§ **Instruction**: Give back the full material, exactly as it reads.

(Extracted data entries)
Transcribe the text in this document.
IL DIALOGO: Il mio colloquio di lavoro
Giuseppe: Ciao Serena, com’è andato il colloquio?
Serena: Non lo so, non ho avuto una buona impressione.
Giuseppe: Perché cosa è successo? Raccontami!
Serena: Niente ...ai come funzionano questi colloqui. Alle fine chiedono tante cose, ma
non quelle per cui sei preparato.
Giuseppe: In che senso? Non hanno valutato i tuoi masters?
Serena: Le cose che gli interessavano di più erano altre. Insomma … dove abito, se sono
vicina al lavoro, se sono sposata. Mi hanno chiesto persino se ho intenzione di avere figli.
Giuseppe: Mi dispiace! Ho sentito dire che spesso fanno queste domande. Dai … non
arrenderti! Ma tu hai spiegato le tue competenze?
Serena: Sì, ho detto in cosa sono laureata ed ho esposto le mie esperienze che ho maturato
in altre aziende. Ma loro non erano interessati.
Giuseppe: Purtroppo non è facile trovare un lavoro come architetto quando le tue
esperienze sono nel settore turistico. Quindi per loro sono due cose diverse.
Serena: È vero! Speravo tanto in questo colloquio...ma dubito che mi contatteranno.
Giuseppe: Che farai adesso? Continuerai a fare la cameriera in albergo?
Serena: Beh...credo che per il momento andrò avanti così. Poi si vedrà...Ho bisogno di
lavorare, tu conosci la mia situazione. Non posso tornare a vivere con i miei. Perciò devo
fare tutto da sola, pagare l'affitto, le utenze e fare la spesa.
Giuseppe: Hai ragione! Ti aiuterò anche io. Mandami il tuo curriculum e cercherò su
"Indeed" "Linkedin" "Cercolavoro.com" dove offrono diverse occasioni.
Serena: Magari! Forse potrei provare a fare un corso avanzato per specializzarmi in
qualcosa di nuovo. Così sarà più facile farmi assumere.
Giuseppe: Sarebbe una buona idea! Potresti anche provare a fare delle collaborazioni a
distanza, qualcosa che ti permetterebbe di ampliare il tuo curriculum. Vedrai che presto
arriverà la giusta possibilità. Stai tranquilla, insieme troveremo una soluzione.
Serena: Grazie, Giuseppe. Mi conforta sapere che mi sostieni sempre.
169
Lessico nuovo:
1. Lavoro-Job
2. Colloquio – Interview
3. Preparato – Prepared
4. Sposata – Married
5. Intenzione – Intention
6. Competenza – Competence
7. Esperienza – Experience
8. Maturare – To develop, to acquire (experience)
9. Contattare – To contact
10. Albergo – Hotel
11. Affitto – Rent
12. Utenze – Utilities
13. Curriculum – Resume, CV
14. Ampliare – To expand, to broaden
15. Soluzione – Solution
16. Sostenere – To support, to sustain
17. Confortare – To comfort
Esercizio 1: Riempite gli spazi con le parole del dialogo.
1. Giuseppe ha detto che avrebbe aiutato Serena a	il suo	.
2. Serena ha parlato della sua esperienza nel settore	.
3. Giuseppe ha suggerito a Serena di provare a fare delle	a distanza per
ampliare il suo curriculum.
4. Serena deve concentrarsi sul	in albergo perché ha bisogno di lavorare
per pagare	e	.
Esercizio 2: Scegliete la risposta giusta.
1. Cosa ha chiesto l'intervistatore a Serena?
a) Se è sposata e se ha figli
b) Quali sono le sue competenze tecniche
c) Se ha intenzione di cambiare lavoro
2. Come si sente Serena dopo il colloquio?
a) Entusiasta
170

§ **Solution**:
Transcribe the text in this document.
IL DIALOGO: Il mio colloquio di lavoro
Giuseppe: Ciao Serena, com’è andato il colloquio?
Serena: Non lo so, non ho avuto una buona impressione.
Giuseppe: Perché cosa è successo? Raccontami!
Serena: Niente ...ai come funzionano questi colloqui. Alle fine chiedono tante cose, ma
non quelle per cui sei preparato.
Giuseppe: In che senso? Non hanno valutato i tuoi masters?
Serena: Le cose che gli interessavano di più erano altre. Insomma … dove abito, se sono
vicina al lavoro, se sono sposata. Mi hanno chiesto persino se ho intenzione di avere figli.
Giuseppe: Mi dispiace! Ho sentito dire che spesso fanno queste domande. Dai … non
arrenderti! Ma tu hai spiegato le tue competenze?
Serena: Sì, ho detto in cosa sono laureata ed ho esposto le mie esperienze che ho maturato
in altre aziende. Ma loro non erano interessati.
Giuseppe: Purtroppo non è facile trovare un lavoro come architetto quando le tue
esperienze sono nel settore turistico. Quindi per loro sono due cose diverse.
Serena: È vero! Speravo tanto in questo colloquio...ma dubito che mi contatteranno.
Giuseppe: Che farai adesso? Continuerai a fare la cameriera in albergo?
Serena: Beh...credo che per il momento andrò avanti così. Poi si vedrà...Ho bisogno di
lavorare, tu conosci la mia situazione. Non posso tornare a vivere con i miei. Perciò devo
fare tutto da sola, pagare l'affitto, le utenze e fare la spesa.
Giuseppe: Hai ragione! Ti aiuterò anche io. Mandami il tuo curriculum e cercherò su
"Indeed" "Linkedin" "Cercolavoro.com" dove offrono diverse occasioni.
Serena: Magari! Forse potrei provare a fare un corso avanzato per specializzarmi in
qualcosa di nuovo. Così sarà più facile farmi assumere.
Giuseppe: Sarebbe una buona idea! Potresti anche provare a fare delle collaborazioni a
distanza, qualcosa che ti permetterebbe di ampliare il tuo curriculum. Vedrai che presto
arriverà la giusta possibilità. Stai tranquilla, insieme troveremo una soluzione.
Serena: Grazie, Giuseppe. Mi conforta sapere che mi sostieni sempre.
169
Lessico nuovo:
1. Lavoro-Job
2. Colloquio – Interview
3. Preparato – Prepared
4. Sposata – Married
5. Intenzione – Intention
6. Competenza – Competence
7. Esperienza – Experience
8. Maturare – To develop, to acquire (experience)
9. Contattare – To contact
10. Albergo – Hotel
11. Affitto – Rent
12. Utenze – Utilities
13. Curriculum – Resume, CV
14. Ampliare – To expand, to broaden
15. Soluzione – Solution
16. Sostenere – To support, to sustain
17. Confortare – To comfort
Esercizio 1: Riempite gli spazi con le parole del dialogo.
1. Giuseppe ha detto che avrebbe aiutato Serena a	il suo	.
2. Serena ha parlato della sua esperienza nel settore	.
3. Giuseppe ha suggerito a Serena di provare a fare delle	a distanza per
ampliare il suo curriculum.
4. Serena deve concentrarsi sul	in albergo perché ha bisogno di lavorare
per pagare	e	.
Esercizio 2: Scegliete la risposta giusta.
1. Cosa ha chiesto l'intervistatore a Serena?
a) Se è sposata e se ha figli
b) Quali sono le sue competenze tecniche
c) Se ha intenzione di cambiare lavoro
2. Come si sente Serena dopo il colloquio?
a) Entusiasta
170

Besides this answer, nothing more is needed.